» Exercise instructions
Without the images, print all the entries below exactly as given.

"""

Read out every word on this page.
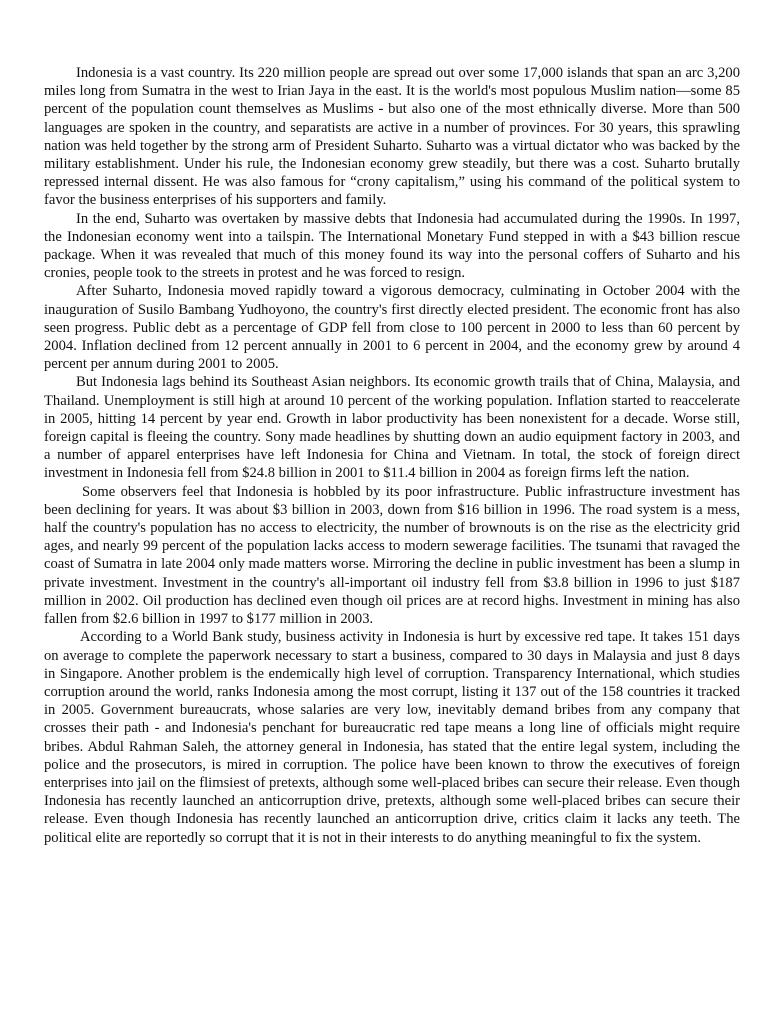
Indonesia is a vast country. Its 220 million people are spread out over some 17,000 islands that span an arc 3,200 miles long from Sumatra in the west to Irian Jaya in the east. It is the world's most populous Muslim nation—some 85 percent of the population count themselves as Muslims - but also one of the most ethnically diverse. More than 500 languages are spoken in the country, and separatists are active in a number of provinces. For 30 years, this sprawling nation was held together by the strong arm of President Suharto. Suharto was a virtual dictator who was backed by the military establishment. Under his rule, the Indonesian economy grew steadily, but there was a cost. Suharto brutally repressed internal dissent. He was also famous for “crony capitalism,” using his command of the political system to favor the business enterprises of his supporters and family.

In the end, Suharto was overtaken by massive debts that Indonesia had accumulated during the 1990s. In 1997, the Indonesian economy went into a tailspin. The International Monetary Fund stepped in with a $43 billion rescue package. When it was revealed that much of this money found its way into the personal coffers of Suharto and his cronies, people took to the streets in protest and he was forced to resign.

After Suharto, Indonesia moved rapidly toward a vigorous democracy, culminating in October 2004 with the inauguration of Susilo Bambang Yudhoyono, the country's first directly elected president. The economic front has also seen progress. Public debt as a percentage of GDP fell from close to 100 percent in 2000 to less than 60 percent by 2004. Inflation declined from 12 percent annually in 2001 to 6 percent in 2004, and the economy grew by around 4 percent per annum during 2001 to 2005.

But Indonesia lags behind its Southeast Asian neighbors. Its economic growth trails that of China, Malaysia, and Thailand. Unemployment is still high at around 10 percent of the working population. Inflation started to reaccelerate in 2005, hitting 14 percent by year end. Growth in labor productivity has been nonexistent for a decade. Worse still, foreign capital is fleeing the country. Sony made headlines by shutting down an audio equipment factory in 2003, and a number of apparel enterprises have left Indonesia for China and Vietnam. In total, the stock of foreign direct investment in Indonesia fell from $24.8 billion in 2001 to $11.4 billion in 2004 as foreign firms left the nation.

Some observers feel that Indonesia is hobbled by its poor infrastructure. Public infrastructure investment has been declining for years. It was about $3 billion in 2003, down from $16 billion in 1996. The road system is a mess, half the country's population has no access to electricity, the number of brownouts is on the rise as the electricity grid ages, and nearly 99 percent of the population lacks access to modern sewerage facilities. The tsunami that ravaged the coast of Sumatra in late 2004 only made matters worse. Mirroring the decline in public investment has been a slump in private investment. Investment in the country's all-important oil industry fell from $3.8 billion in 1996 to just $187 million in 2002. Oil production has declined even though oil prices are at record highs. Investment in mining has also fallen from $2.6 billion in 1997 to $177 million in 2003.

According to a World Bank study, business activity in Indonesia is hurt by excessive red tape. It takes 151 days on average to complete the paperwork necessary to start a business, compared to 30 days in Malaysia and just 8 days in Singapore. Another problem is the endemically high level of corruption. Transparency International, which studies corruption around the world, ranks Indonesia among the most corrupt, listing it 137 out of the 158 countries it tracked in 2005. Government bureaucrats, whose salaries are very low, inevitably demand bribes from any company that crosses their path - and Indonesia's penchant for bureaucratic red tape means a long line of officials might require bribes. Abdul Rahman Saleh, the attorney general in Indonesia, has stated that the entire legal system, including the police and the prosecutors, is mired in corruption. The police have been known to throw the executives of foreign enterprises into jail on the flimsiest of pretexts, although some well-placed bribes can secure their release. Even though Indonesia has recently launched an anticorruption drive, pretexts, although some well-placed bribes can secure their release. Even though Indonesia has recently launched an anticorruption drive, critics claim it lacks any teeth. The political elite are reportedly so corrupt that it is not in their interests to do anything meaningful to fix the system.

"""

» Task response
Read out every word on this page.
Indonesia is a vast country. Its 220 million people are spread out over some 17,000 islands that span an arc 3,200 miles long from Sumatra in the west to Irian Jaya in the east. It is the world's most populous Muslim nation—some 85 percent of the population count themselves as Muslims - but also one of the most ethnically diverse. More than 500 languages are spoken in the country, and separatists are active in a number of provinces. For 30 years, this sprawling nation was held together by the strong arm of President Suharto. Suharto was a virtual dictator who was backed by the military establishment. Under his rule, the Indonesian economy grew steadily, but there was a cost. Suharto brutally repressed internal dissent. He was also famous for “crony capitalism,” using his command of the political system to favor the business enterprises of his supporters and family.

In the end, Suharto was overtaken by massive debts that Indonesia had accumulated during the 1990s. In 1997, the Indonesian economy went into a tailspin. The International Monetary Fund stepped in with a $43 billion rescue package. When it was revealed that much of this money found its way into the personal coffers of Suharto and his cronies, people took to the streets in protest and he was forced to resign.

After Suharto, Indonesia moved rapidly toward a vigorous democracy, culminating in October 2004 with the inauguration of Susilo Bambang Yudhoyono, the country's first directly elected president. The economic front has also seen progress. Public debt as a percentage of GDP fell from close to 100 percent in 2000 to less than 60 percent by 2004. Inflation declined from 12 percent annually in 2001 to 6 percent in 2004, and the economy grew by around 4 percent per annum during 2001 to 2005.

But Indonesia lags behind its Southeast Asian neighbors. Its economic growth trails that of China, Malaysia, and Thailand. Unemployment is still high at around 10 percent of the working population. Inflation started to reaccelerate in 2005, hitting 14 percent by year end. Growth in labor productivity has been nonexistent for a decade. Worse still, foreign capital is fleeing the country. Sony made headlines by shutting down an audio equipment factory in 2003, and a number of apparel enterprises have left Indonesia for China and Vietnam. In total, the stock of foreign direct investment in Indonesia fell from $24.8 billion in 2001 to $11.4 billion in 2004 as foreign firms left the nation.

Some observers feel that Indonesia is hobbled by its poor infrastructure. Public infrastructure investment has been declining for years. It was about $3 billion in 2003, down from $16 billion in 1996. The road system is a mess, half the country's population has no access to electricity, the number of brownouts is on the rise as the electricity grid ages, and nearly 99 percent of the population lacks access to modern sewerage facilities. The tsunami that ravaged the coast of Sumatra in late 2004 only made matters worse. Mirroring the decline in public investment has been a slump in private investment. Investment in the country's all-important oil industry fell from $3.8 billion in 1996 to just $187 million in 2002. Oil production has declined even though oil prices are at record highs. Investment in mining has also fallen from $2.6 billion in 1997 to $177 million in 2003.

According to a World Bank study, business activity in Indonesia is hurt by excessive red tape. It takes 151 days on average to complete the paperwork necessary to start a business, compared to 30 days in Malaysia and just 8 days in Singapore. Another problem is the endemically high level of corruption. Transparency International, which studies corruption around the world, ranks Indonesia among the most corrupt, listing it 137 out of the 158 countries it tracked in 2005. Government bureaucrats, whose salaries are very low, inevitably demand bribes from any company that crosses their path - and Indonesia's penchant for bureaucratic red tape means a long line of officials might require bribes. Abdul Rahman Saleh, the attorney general in Indonesia, has stated that the entire legal system, including the police and the prosecutors, is mired in corruption. The police have been known to throw the executives of foreign enterprises into jail on the flimsiest of pretexts, although some well-placed bribes can secure their release. Even though Indonesia has recently launched an anticorruption drive, pretexts, although some well-placed bribes can secure their release. Even though Indonesia has recently launched an anticorruption drive, critics claim it lacks any teeth. The political elite are reportedly so corrupt that it is not in their interests to do anything meaningful to fix the system.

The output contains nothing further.